Goal 1>
How would you render this sentence from the piece on the Southern magnolia in Spanish: "Whatever their official start date, for me these enormous blossoms are the signal that summer is here."
Goal 2>
Why, according to the piece on the Southern magnolia, can the tree now be found far beyond its natural range? Answer in one to three sentences.
Goal 3>
Write out the passage of the piece on the Southern magnolia from "Earlier today, I" to "subtropical indicator tree.".

Source>

================

It is bloom time for the Southern magnolia. Last year I first noticed these beautiful, ivory flowers on May the 20th, or so my journal tells me. This year, I saw the first flower just before Mother’s Day.
Whatever their official start date, for me these enormous blossoms are the signal that summer is here. The air has changed dramatically in just the past week, so that, for example, yesterday, photographing the red cabbages in the “cool” of the morning I felt the first sheen of humidity-induced perspiration on the nape of my neck.
Earlier today, I stood out on the front porch and knew a storm was imminent, although the sky looked perfectly innocent of any such intention. There was a particular hot and heavy stillness that my skin knows very well, even after many intervening months in which to forget. Sure enough, less than a half-hour later, thunder pierced that eerie calm.
For those of you who aren’t familiar with the Southern Magnolia, allow me to make the introductions. Magnolia grandiflora is an ancient species of tree whose natural range is limited to the extreme southeastern corner of the United States. However, because it is rather adaptable, you can now find this lovely tree much further afield, and wherever it thrives, it is considered a subtropical indicator tree.

================

Supplied information>
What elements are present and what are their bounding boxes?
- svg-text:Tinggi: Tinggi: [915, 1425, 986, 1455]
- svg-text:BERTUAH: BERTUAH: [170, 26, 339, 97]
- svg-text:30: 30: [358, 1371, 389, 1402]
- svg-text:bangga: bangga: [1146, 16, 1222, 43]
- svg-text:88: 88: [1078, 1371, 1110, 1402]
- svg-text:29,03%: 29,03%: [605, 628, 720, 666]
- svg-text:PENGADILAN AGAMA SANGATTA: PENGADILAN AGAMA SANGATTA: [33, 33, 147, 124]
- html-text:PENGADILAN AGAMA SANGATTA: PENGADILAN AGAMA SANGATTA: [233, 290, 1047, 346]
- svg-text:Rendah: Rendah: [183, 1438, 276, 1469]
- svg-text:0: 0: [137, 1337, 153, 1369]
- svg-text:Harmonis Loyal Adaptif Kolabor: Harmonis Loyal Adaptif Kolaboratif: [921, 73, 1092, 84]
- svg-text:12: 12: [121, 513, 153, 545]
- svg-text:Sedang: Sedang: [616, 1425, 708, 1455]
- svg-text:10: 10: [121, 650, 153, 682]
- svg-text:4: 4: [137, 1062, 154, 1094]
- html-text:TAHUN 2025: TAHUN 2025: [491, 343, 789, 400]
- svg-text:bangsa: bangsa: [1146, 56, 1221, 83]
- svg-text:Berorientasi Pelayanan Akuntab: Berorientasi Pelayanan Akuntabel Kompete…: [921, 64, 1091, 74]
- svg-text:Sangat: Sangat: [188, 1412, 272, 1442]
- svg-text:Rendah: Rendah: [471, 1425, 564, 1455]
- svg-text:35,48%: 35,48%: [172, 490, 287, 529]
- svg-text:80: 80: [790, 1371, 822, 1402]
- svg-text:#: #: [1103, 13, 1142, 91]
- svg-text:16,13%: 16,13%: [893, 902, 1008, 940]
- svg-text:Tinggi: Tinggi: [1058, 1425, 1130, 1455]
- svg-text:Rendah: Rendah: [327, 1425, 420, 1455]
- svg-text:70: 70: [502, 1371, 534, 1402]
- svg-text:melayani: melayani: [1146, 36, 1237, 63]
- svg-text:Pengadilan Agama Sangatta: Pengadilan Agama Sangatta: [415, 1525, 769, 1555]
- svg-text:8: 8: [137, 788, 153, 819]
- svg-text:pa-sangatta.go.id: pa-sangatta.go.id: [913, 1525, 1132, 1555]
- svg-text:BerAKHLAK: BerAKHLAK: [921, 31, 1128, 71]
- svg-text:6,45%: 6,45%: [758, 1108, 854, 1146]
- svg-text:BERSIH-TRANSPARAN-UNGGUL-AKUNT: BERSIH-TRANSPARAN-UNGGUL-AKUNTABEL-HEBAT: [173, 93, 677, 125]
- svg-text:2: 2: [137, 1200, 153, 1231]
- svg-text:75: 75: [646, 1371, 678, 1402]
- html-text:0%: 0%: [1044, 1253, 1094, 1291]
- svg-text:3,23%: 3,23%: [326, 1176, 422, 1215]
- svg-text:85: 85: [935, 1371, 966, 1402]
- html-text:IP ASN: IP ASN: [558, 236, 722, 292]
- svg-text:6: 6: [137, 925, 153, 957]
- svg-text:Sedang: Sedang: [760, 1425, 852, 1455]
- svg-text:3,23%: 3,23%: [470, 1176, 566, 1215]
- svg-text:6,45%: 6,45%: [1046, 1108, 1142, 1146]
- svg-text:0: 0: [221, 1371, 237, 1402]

================

Finished answer 1>
Sea cual sea su fecha oficial de inicio, para mí estas enormes flores son la señal de que el verano ha llegado.

Finished answer 2>
The tree is rather adaptable. So although its natural range is limited to the extreme southeastern corner of the United States, it can now be found much further afield.

Finished answer 3>
Earlier today, I stood out on the front porch and knew a storm was imminent, although the sky looked perfectly innocent of any such intention. There was a particular hot and heavy stillness that my skin knows very well, even after many intervening months in which to forget. Sure enough, less than a half-hour later, thunder pierced that eerie calm.
For those of you who aren’t familiar with the Southern Magnolia, allow me to make the introductions. Magnolia grandiflora is an ancient species of tree whose natural range is limited to the extreme southeastern corner of the United States. However, because it is rather adaptable, you can now find this lovely tree much further afield, and wherever it thrives, it is considered a subtropical indicator tree.